Your task: Copy the data word for word, from the first line through the line containing "field-label: 类型 xyxy=(74,670,147,715)", including both.

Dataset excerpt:

──────────────────────────────

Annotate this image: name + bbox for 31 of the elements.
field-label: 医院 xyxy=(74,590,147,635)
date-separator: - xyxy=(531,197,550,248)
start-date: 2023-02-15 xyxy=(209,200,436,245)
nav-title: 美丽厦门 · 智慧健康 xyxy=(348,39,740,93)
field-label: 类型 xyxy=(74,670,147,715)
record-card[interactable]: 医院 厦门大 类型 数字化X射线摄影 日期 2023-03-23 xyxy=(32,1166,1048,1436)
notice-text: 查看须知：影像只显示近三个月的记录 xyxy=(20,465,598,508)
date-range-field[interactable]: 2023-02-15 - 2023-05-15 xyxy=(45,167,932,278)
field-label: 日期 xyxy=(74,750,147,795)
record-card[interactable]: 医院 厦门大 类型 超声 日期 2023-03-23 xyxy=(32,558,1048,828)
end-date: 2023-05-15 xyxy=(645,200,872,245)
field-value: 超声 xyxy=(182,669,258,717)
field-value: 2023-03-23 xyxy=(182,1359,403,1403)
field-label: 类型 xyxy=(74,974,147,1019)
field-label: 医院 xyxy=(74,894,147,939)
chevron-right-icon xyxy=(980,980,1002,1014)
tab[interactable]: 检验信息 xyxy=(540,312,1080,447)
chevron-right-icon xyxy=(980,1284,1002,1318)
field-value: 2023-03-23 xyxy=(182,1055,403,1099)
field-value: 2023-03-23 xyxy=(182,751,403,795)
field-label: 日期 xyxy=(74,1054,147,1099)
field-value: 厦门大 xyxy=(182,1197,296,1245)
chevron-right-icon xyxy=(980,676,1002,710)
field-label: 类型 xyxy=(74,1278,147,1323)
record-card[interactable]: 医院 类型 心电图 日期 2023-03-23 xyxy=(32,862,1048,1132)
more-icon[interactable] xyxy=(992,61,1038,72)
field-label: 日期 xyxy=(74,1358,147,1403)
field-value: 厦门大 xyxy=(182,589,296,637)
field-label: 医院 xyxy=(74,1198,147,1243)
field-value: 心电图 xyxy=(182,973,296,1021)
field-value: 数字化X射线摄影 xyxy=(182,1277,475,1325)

──────────────────────────────

In response:
Annotate this image: name + bbox for 31 of the elements.
field-label: 医院 xyxy=(74,590,147,635)
date-separator: - xyxy=(531,197,550,248)
start-date: 2023-02-15 xyxy=(209,200,436,245)
nav-title: 美丽厦门 · 智慧健康 xyxy=(348,39,740,93)
field-label: 类型 xyxy=(74,670,147,715)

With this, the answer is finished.